*WHAT TO DO*:
Write out the whole of the material exactly.

(Stored items)
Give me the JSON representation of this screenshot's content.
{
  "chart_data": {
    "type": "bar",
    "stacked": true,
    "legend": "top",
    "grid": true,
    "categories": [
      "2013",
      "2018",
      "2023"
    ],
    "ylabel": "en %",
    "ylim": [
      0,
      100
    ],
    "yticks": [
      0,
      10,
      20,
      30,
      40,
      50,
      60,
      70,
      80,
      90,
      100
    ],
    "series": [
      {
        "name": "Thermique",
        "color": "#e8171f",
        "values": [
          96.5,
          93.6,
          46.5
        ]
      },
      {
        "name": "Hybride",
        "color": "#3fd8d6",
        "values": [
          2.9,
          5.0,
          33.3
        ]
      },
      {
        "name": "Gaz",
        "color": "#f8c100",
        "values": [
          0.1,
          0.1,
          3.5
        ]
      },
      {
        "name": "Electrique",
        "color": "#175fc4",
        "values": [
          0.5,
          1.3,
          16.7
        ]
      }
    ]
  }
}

*WRITTEN SOLUTION*:
Give me the JSON representation of this screenshot's content.
{
  "chart_data": {
    "type": "bar",
    "stacked": true,
    "legend": "top",
    "grid": true,
    "categories": [
      "2013",
      "2018",
      "2023"
    ],
    "ylabel": "en %",
    "ylim": [
      0,
      100
    ],
    "yticks": [
      0,
      10,
      20,
      30,
      40,
      50,
      60,
      70,
      80,
      90,
      100
    ],
    "series": [
      {
        "name": "Thermique",
        "color": "#e8171f",
        "values": [
          96.5,
          93.6,
          46.5
        ]
      },
      {
        "name": "Hybride",
        "color": "#3fd8d6",
        "values": [
          2.9,
          5.0,
          33.3
        ]
      },
      {
        "name": "Gaz",
        "color": "#f8c100",
        "values": [
          0.1,
          0.1,
          3.5
        ]
      },
      {
        "name": "Electrique",
        "color": "#175fc4",
        "values": [
          0.5,
          1.3,
          16.7
        ]
      }
    ]
  }
}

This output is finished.